Überraschender MVP-Kandidat

Wenn mir vor der Saison jemand gesagt hätte, dass ich Anfang Februar einen Nachschlag über den MVP-Kandidaten Trae Bell-Haynes schreiben würde, hätte ich dies als höchstunwahrscheinlich abgetan. Ich hatte noch den Spieler vor Augen, der 2018/19 unscheinbare 15 Partien für die FRAPORT SKYLINERS absolviert hatte. Dabei kam der heute 25-Jährige selten über gute Ansätze hinaus (6,1 Punkte und 2,6 Assists). Auffallend war vor allem, dass der Dreier fast keine Bedeutung in seinem Spiel hatte. Vergangene Saison in Finnland lieferte er mit 12,9 Punkten und 4,8 Assists auch nicht gerade Brüllerstatistiken ab, obwohl er (von der Bank kommend!) eine wichtige Rolle einnahm.
- - - -
▶ [Arbeitsauftrag A]:
Gib den Text über Trae Bell-Haynes von „Wenn mir vor“ bis einschließlich „wichtige Rolle einnahm.“ wieder und benenne dabei „Finnland“ in „Schweden“ um.
▶ [Arbeitsauftrag B]:
Schreib den Text über Trae Bell-Haynes im Anschluss an seinen letzten Satz weiter.

Gespeicherte Daten
- - - -
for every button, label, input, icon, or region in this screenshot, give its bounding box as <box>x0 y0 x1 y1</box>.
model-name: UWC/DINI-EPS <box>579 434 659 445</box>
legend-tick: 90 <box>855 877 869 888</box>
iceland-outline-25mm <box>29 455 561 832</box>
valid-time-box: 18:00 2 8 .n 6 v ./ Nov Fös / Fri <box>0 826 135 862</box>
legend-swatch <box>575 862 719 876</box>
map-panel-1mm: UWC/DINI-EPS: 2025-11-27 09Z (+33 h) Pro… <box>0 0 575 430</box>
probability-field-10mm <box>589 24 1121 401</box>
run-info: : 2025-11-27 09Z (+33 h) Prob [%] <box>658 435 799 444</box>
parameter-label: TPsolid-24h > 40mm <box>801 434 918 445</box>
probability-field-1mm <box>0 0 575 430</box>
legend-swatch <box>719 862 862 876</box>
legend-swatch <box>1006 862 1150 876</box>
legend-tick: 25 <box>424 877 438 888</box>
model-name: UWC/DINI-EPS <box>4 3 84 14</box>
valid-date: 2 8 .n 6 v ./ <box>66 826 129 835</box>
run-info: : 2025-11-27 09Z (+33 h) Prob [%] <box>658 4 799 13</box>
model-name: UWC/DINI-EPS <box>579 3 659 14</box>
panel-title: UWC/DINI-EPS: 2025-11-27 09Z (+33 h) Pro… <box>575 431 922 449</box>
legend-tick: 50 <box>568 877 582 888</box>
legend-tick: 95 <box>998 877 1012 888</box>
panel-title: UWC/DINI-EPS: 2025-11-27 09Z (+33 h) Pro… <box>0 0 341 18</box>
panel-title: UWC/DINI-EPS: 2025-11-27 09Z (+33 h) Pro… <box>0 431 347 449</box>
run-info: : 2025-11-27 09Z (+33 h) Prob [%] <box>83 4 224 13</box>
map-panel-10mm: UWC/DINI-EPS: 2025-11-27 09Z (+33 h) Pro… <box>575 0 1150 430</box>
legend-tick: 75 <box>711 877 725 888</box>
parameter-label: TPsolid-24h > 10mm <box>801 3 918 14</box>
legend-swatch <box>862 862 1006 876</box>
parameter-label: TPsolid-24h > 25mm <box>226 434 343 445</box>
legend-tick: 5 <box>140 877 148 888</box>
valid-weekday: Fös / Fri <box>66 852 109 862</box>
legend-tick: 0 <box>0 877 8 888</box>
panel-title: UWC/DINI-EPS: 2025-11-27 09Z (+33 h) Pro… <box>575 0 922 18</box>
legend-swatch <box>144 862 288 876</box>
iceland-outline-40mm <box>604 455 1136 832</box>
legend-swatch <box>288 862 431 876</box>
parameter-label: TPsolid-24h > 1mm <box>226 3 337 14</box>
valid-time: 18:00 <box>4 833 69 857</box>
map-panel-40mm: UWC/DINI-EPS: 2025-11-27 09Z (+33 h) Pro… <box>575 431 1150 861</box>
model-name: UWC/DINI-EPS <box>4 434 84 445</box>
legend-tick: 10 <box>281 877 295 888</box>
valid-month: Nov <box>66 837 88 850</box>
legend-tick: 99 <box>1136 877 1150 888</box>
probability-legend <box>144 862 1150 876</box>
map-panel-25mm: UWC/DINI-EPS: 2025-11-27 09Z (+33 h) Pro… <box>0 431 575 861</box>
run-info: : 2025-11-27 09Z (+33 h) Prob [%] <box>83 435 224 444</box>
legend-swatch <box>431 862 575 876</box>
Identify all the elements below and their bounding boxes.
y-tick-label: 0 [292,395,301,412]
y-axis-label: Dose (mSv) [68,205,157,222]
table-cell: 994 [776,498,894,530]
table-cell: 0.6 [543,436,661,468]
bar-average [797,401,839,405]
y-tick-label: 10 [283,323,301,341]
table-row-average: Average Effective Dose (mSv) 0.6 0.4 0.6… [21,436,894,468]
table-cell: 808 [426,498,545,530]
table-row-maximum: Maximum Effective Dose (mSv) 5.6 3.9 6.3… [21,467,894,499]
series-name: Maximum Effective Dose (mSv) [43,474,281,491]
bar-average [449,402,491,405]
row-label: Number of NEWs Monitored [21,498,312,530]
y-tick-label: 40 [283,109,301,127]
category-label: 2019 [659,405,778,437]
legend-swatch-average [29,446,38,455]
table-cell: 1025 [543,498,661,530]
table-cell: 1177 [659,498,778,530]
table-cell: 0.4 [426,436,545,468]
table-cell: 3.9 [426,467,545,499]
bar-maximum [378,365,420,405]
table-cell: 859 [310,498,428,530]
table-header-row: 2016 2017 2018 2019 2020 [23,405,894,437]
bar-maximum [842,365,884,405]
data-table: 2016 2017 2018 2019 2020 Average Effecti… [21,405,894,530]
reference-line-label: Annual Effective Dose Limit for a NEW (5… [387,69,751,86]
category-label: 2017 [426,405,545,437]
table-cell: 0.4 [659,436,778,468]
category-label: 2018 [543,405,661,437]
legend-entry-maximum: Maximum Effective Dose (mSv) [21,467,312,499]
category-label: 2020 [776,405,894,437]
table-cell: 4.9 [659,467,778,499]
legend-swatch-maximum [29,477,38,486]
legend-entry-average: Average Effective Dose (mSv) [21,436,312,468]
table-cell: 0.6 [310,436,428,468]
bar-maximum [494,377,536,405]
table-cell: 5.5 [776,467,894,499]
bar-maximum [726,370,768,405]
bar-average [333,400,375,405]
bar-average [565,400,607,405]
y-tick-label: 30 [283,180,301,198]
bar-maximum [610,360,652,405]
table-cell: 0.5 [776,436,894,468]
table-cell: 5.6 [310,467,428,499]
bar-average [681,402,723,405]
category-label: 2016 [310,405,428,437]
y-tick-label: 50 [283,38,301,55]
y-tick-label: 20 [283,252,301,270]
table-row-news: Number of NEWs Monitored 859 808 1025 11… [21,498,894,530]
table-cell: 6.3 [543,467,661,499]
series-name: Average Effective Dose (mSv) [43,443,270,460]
- - - -
▶ [Antwort zur Aufgabe A]:
Wenn mir vor der Saison jemand gesagt hätte, dass ich Anfang Februar einen Nachschlag über den MVP-Kandidaten Trae Bell-Haynes schreiben würde, hätte ich dies als höchstunwahrscheinlich abgetan. Ich hatte noch den Spieler vor Augen, der 2018/19 unscheinbare 15 Partien für die FRAPORT SKYLINERS absolviert hatte. Dabei kam der heute 25-Jährige selten über gute Ansätze hinaus (6,1 Punkte und 2,6 Assists). Auffallend war vor allem, dass der Dreier fast keine Bedeutung in seinem Spiel hatte. Vergangene Saison in Schweden lieferte er mit 12,9 Punkten und 4,8 Assists auch nicht gerade Brüllerstatistiken ab, obwohl er (von der Bank kommend!) eine wichtige Rolle einnahm.

▶ [Antwort zur Aufgabe B]:
In dieser Spielzeit ist der schnelle Spielmacher aber förmlich explodiert: Das Kunststück aus dem Bayern-Sieg (30 Punkte oder mehr und dazu mehr als zehn Assists) gelang ihm Ende November bereits beim 101:95 gegen Bamberg (Video rechts). Seine 20,5 Punkte im Schnitt sind Ligabestwert genauso wie seine 8,1 Assists. Kein Spieler kommt häufiger an die Freiwurflinie als der Crailsheimer Guard (mehr als acht Mal pro Begegnung), der seine Gelegenheiten dort zu 89,1 Prozent in Zählbares ummünzt und trotz seines schmächtigen Körperbaus bei optimistisch vermessenen 1,88 Meter als zweitbester Rebounder seines Teams glänzt. Bell-Haynes ist auch der effektivste Spieler der Liga und hat seine Low-Budget-Merlins in der Spitzengruppe der Liga etabliert. Es gibt also genügend Argumente, die ihn zu einem legitimen MVP-Kandidaten machen.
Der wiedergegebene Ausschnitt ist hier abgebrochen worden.